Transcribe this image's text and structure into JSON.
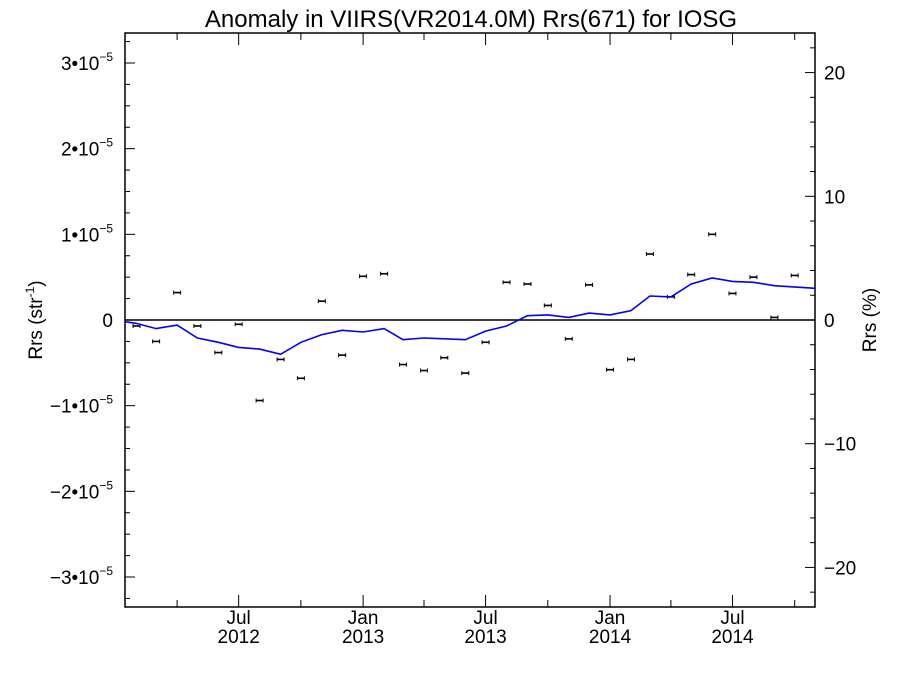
{
  "chart_data": {
    "type": "scatter",
    "title": "Anomaly in VIIRS(VR2014.0M) Rrs(671) for IOSG",
    "ylabel": "Rrs (str",
    "ylabel_sup": "-1",
    "ylabel_close": ")",
    "y2label": "Rrs (%)",
    "ylim": [
      -3.35e-05,
      3.35e-05
    ],
    "y2lim": [
      -23.2,
      23.2
    ],
    "xlim": [
      "2012-01-15",
      "2014-10-31"
    ],
    "grid": false,
    "y_ticks": [
      {
        "value": 3e-05,
        "mant": "3•10",
        "exp": "−5"
      },
      {
        "value": 2e-05,
        "mant": "2•10",
        "exp": "−5"
      },
      {
        "value": 1e-05,
        "mant": "1•10",
        "exp": "−5"
      },
      {
        "value": 0,
        "mant": "0",
        "exp": ""
      },
      {
        "value": -1e-05,
        "mant": "−1•10",
        "exp": "−5"
      },
      {
        "value": -2e-05,
        "mant": "−2•10",
        "exp": "−5"
      },
      {
        "value": -3e-05,
        "mant": "−3•10",
        "exp": "−5"
      }
    ],
    "y2_ticks": [
      {
        "value": 20,
        "label": "20"
      },
      {
        "value": 10,
        "label": "10"
      },
      {
        "value": 0,
        "label": "0"
      },
      {
        "value": -10,
        "label": "−10"
      },
      {
        "value": -20,
        "label": "−20"
      }
    ],
    "x_ticks": [
      {
        "date": "2012-07-01",
        "month": "Jul",
        "year": "2012"
      },
      {
        "date": "2013-01-01",
        "month": "Jan",
        "year": "2013"
      },
      {
        "date": "2013-07-01",
        "month": "Jul",
        "year": "2013"
      },
      {
        "date": "2014-01-01",
        "month": "Jan",
        "year": "2014"
      },
      {
        "date": "2014-07-01",
        "month": "Jul",
        "year": "2014"
      }
    ],
    "x_minor_ticks": [
      "2012-04-01",
      "2012-10-01",
      "2013-04-01",
      "2013-10-01",
      "2014-04-01",
      "2014-10-01"
    ],
    "reference_line": 0,
    "series": [
      {
        "kind": "points_with_error_bars",
        "color": "#000000",
        "points": [
          {
            "x": "2012-02-01",
            "y": -7e-07
          },
          {
            "x": "2012-03-01",
            "y": -2.5e-06
          },
          {
            "x": "2012-04-01",
            "y": 3.2e-06
          },
          {
            "x": "2012-05-01",
            "y": -7e-07
          },
          {
            "x": "2012-06-01",
            "y": -3.8e-06
          },
          {
            "x": "2012-07-01",
            "y": -5e-07
          },
          {
            "x": "2012-08-01",
            "y": -9.4e-06
          },
          {
            "x": "2012-09-01",
            "y": -4.6e-06
          },
          {
            "x": "2012-10-01",
            "y": -6.8e-06
          },
          {
            "x": "2012-11-01",
            "y": 2.2e-06
          },
          {
            "x": "2012-12-01",
            "y": -4.1e-06
          },
          {
            "x": "2013-01-01",
            "y": 5.1e-06
          },
          {
            "x": "2013-02-01",
            "y": 5.4e-06
          },
          {
            "x": "2013-03-01",
            "y": -5.2e-06
          },
          {
            "x": "2013-04-01",
            "y": -5.9e-06
          },
          {
            "x": "2013-05-01",
            "y": -4.4e-06
          },
          {
            "x": "2013-06-01",
            "y": -6.2e-06
          },
          {
            "x": "2013-07-01",
            "y": -2.6e-06
          },
          {
            "x": "2013-08-01",
            "y": 4.4e-06
          },
          {
            "x": "2013-09-01",
            "y": 4.2e-06
          },
          {
            "x": "2013-10-01",
            "y": 1.7e-06
          },
          {
            "x": "2013-11-01",
            "y": -2.2e-06
          },
          {
            "x": "2013-12-01",
            "y": 4.1e-06
          },
          {
            "x": "2014-01-01",
            "y": -5.8e-06
          },
          {
            "x": "2014-02-01",
            "y": -4.6e-06
          },
          {
            "x": "2014-03-01",
            "y": 7.7e-06
          },
          {
            "x": "2014-04-01",
            "y": 2.7e-06
          },
          {
            "x": "2014-05-01",
            "y": 5.3e-06
          },
          {
            "x": "2014-06-01",
            "y": 1e-05
          },
          {
            "x": "2014-07-01",
            "y": 3.1e-06
          },
          {
            "x": "2014-08-01",
            "y": 5e-06
          },
          {
            "x": "2014-09-01",
            "y": 3e-07
          },
          {
            "x": "2014-10-01",
            "y": 5.2e-06
          }
        ]
      },
      {
        "kind": "line",
        "color": "#0000ff",
        "points": [
          {
            "x": "2012-01-15",
            "y": -2e-07
          },
          {
            "x": "2012-02-01",
            "y": -4e-07
          },
          {
            "x": "2012-03-01",
            "y": -1e-06
          },
          {
            "x": "2012-04-01",
            "y": -6e-07
          },
          {
            "x": "2012-05-01",
            "y": -2.1e-06
          },
          {
            "x": "2012-06-01",
            "y": -2.6e-06
          },
          {
            "x": "2012-07-01",
            "y": -3.2e-06
          },
          {
            "x": "2012-08-01",
            "y": -3.4e-06
          },
          {
            "x": "2012-09-01",
            "y": -4e-06
          },
          {
            "x": "2012-10-01",
            "y": -2.6e-06
          },
          {
            "x": "2012-11-01",
            "y": -1.7e-06
          },
          {
            "x": "2012-12-01",
            "y": -1.2e-06
          },
          {
            "x": "2013-01-01",
            "y": -1.4e-06
          },
          {
            "x": "2013-02-01",
            "y": -1e-06
          },
          {
            "x": "2013-03-01",
            "y": -2.3e-06
          },
          {
            "x": "2013-04-01",
            "y": -2.1e-06
          },
          {
            "x": "2013-05-01",
            "y": -2.2e-06
          },
          {
            "x": "2013-06-01",
            "y": -2.3e-06
          },
          {
            "x": "2013-07-01",
            "y": -1.3e-06
          },
          {
            "x": "2013-08-01",
            "y": -7e-07
          },
          {
            "x": "2013-09-01",
            "y": 5e-07
          },
          {
            "x": "2013-10-01",
            "y": 6e-07
          },
          {
            "x": "2013-11-01",
            "y": 3e-07
          },
          {
            "x": "2013-12-01",
            "y": 8e-07
          },
          {
            "x": "2014-01-01",
            "y": 6e-07
          },
          {
            "x": "2014-02-01",
            "y": 1.1e-06
          },
          {
            "x": "2014-03-01",
            "y": 2.8e-06
          },
          {
            "x": "2014-04-01",
            "y": 2.7e-06
          },
          {
            "x": "2014-05-01",
            "y": 4.2e-06
          },
          {
            "x": "2014-06-01",
            "y": 4.9e-06
          },
          {
            "x": "2014-07-01",
            "y": 4.5e-06
          },
          {
            "x": "2014-08-01",
            "y": 4.4e-06
          },
          {
            "x": "2014-09-01",
            "y": 4e-06
          },
          {
            "x": "2014-10-31",
            "y": 3.7e-06
          }
        ]
      }
    ]
  }
}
################
— SHORT EXERCISE —
Transcribe the records verbatim and omit the images.

— FINISHED EXERCISE —
Transcribe this image's text and structure into JSON.
{
  "chart_data": {
    "type": "scatter",
    "title": "Anomaly in VIIRS(VR2014.0M) Rrs(671) for IOSG",
    "ylabel": "Rrs (str",
    "ylabel_sup": "-1",
    "ylabel_close": ")",
    "y2label": "Rrs (%)",
    "ylim": [
      -3.35e-05,
      3.35e-05
    ],
    "y2lim": [
      -23.2,
      23.2
    ],
    "xlim": [
      "2012-01-15",
      "2014-10-31"
    ],
    "grid": false,
    "y_ticks": [
      {
        "value": 3e-05,
        "mant": "3•10",
        "exp": "−5"
      },
      {
        "value": 2e-05,
        "mant": "2•10",
        "exp": "−5"
      },
      {
        "value": 1e-05,
        "mant": "1•10",
        "exp": "−5"
      },
      {
        "value": 0,
        "mant": "0",
        "exp": ""
      },
      {
        "value": -1e-05,
        "mant": "−1•10",
        "exp": "−5"
      },
      {
        "value": -2e-05,
        "mant": "−2•10",
        "exp": "−5"
      },
      {
        "value": -3e-05,
        "mant": "−3•10",
        "exp": "−5"
      }
    ],
    "y2_ticks": [
      {
        "value": 20,
        "label": "20"
      },
      {
        "value": 10,
        "label": "10"
      },
      {
        "value": 0,
        "label": "0"
      },
      {
        "value": -10,
        "label": "−10"
      },
      {
        "value": -20,
        "label": "−20"
      }
    ],
    "x_ticks": [
      {
        "date": "2012-07-01",
        "month": "Jul",
        "year": "2012"
      },
      {
        "date": "2013-01-01",
        "month": "Jan",
        "year": "2013"
      },
      {
        "date": "2013-07-01",
        "month": "Jul",
        "year": "2013"
      },
      {
        "date": "2014-01-01",
        "month": "Jan",
        "year": "2014"
      },
      {
        "date": "2014-07-01",
        "month": "Jul",
        "year": "2014"
      }
    ],
    "x_minor_ticks": [
      "2012-04-01",
      "2012-10-01",
      "2013-04-01",
      "2013-10-01",
      "2014-04-01",
      "2014-10-01"
    ],
    "reference_line": 0,
    "series": [
      {
        "kind": "points_with_error_bars",
        "color": "#000000",
        "points": [
          {
            "x": "2012-02-01",
            "y": -7e-07
          },
          {
            "x": "2012-03-01",
            "y": -2.5e-06
          },
          {
            "x": "2012-04-01",
            "y": 3.2e-06
          },
          {
            "x": "2012-05-01",
            "y": -7e-07
          },
          {
            "x": "2012-06-01",
            "y": -3.8e-06
          },
          {
            "x": "2012-07-01",
            "y": -5e-07
          },
          {
            "x": "2012-08-01",
            "y": -9.4e-06
          },
          {
            "x": "2012-09-01",
            "y": -4.6e-06
          },
          {
            "x": "2012-10-01",
            "y": -6.8e-06
          },
          {
            "x": "2012-11-01",
            "y": 2.2e-06
          },
          {
            "x": "2012-12-01",
            "y": -4.1e-06
          },
          {
            "x": "2013-01-01",
            "y": 5.1e-06
          },
          {
            "x": "2013-02-01",
            "y": 5.4e-06
          },
          {
            "x": "2013-03-01",
            "y": -5.2e-06
          },
          {
            "x": "2013-04-01",
            "y": -5.9e-06
          },
          {
            "x": "2013-05-01",
            "y": -4.4e-06
          },
          {
            "x": "2013-06-01",
            "y": -6.2e-06
          },
          {
            "x": "2013-07-01",
            "y": -2.6e-06
          },
          {
            "x": "2013-08-01",
            "y": 4.4e-06
          },
          {
            "x": "2013-09-01",
            "y": 4.2e-06
          },
          {
            "x": "2013-10-01",
            "y": 1.7e-06
          },
          {
            "x": "2013-11-01",
            "y": -2.2e-06
          },
          {
            "x": "2013-12-01",
            "y": 4.1e-06
          },
          {
            "x": "2014-01-01",
            "y": -5.8e-06
          },
          {
            "x": "2014-02-01",
            "y": -4.6e-06
          },
          {
            "x": "2014-03-01",
            "y": 7.7e-06
          },
          {
            "x": "2014-04-01",
            "y": 2.7e-06
          },
          {
            "x": "2014-05-01",
            "y": 5.3e-06
          },
          {
            "x": "2014-06-01",
            "y": 1e-05
          },
          {
            "x": "2014-07-01",
            "y": 3.1e-06
          },
          {
            "x": "2014-08-01",
            "y": 5e-06
          },
          {
            "x": "2014-09-01",
            "y": 3e-07
          },
          {
            "x": "2014-10-01",
            "y": 5.2e-06
          }
        ]
      },
      {
        "kind": "line",
        "color": "#0000ff",
        "points": [
          {
            "x": "2012-01-15",
            "y": -2e-07
          },
          {
            "x": "2012-02-01",
            "y": -4e-07
          },
          {
            "x": "2012-03-01",
            "y": -1e-06
          },
          {
            "x": "2012-04-01",
            "y": -6e-07
          },
          {
            "x": "2012-05-01",
            "y": -2.1e-06
          },
          {
            "x": "2012-06-01",
            "y": -2.6e-06
          },
          {
            "x": "2012-07-01",
            "y": -3.2e-06
          },
          {
            "x": "2012-08-01",
            "y": -3.4e-06
          },
          {
            "x": "2012-09-01",
            "y": -4e-06
          },
          {
            "x": "2012-10-01",
            "y": -2.6e-06
          },
          {
            "x": "2012-11-01",
            "y": -1.7e-06
          },
          {
            "x": "2012-12-01",
            "y": -1.2e-06
          },
          {
            "x": "2013-01-01",
            "y": -1.4e-06
          },
          {
            "x": "2013-02-01",
            "y": -1e-06
          },
          {
            "x": "2013-03-01",
            "y": -2.3e-06
          },
          {
            "x": "2013-04-01",
            "y": -2.1e-06
          },
          {
            "x": "2013-05-01",
            "y": -2.2e-06
          },
          {
            "x": "2013-06-01",
            "y": -2.3e-06
          },
          {
            "x": "2013-07-01",
            "y": -1.3e-06
          },
          {
            "x": "2013-08-01",
            "y": -7e-07
          },
          {
            "x": "2013-09-01",
            "y": 5e-07
          },
          {
            "x": "2013-10-01",
            "y": 6e-07
          },
          {
            "x": "2013-11-01",
            "y": 3e-07
          },
          {
            "x": "2013-12-01",
            "y": 8e-07
          },
          {
            "x": "2014-01-01",
            "y": 6e-07
          },
          {
            "x": "2014-02-01",
            "y": 1.1e-06
          },
          {
            "x": "2014-03-01",
            "y": 2.8e-06
          },
          {
            "x": "2014-04-01",
            "y": 2.7e-06
          },
          {
            "x": "2014-05-01",
            "y": 4.2e-06
          },
          {
            "x": "2014-06-01",
            "y": 4.9e-06
          },
          {
            "x": "2014-07-01",
            "y": 4.5e-06
          },
          {
            "x": "2014-08-01",
            "y": 4.4e-06
          },
          {
            "x": "2014-09-01",
            "y": 4e-06
          },
          {
            "x": "2014-10-31",
            "y": 3.7e-06
          }
        ]
      }
    ]
  }
}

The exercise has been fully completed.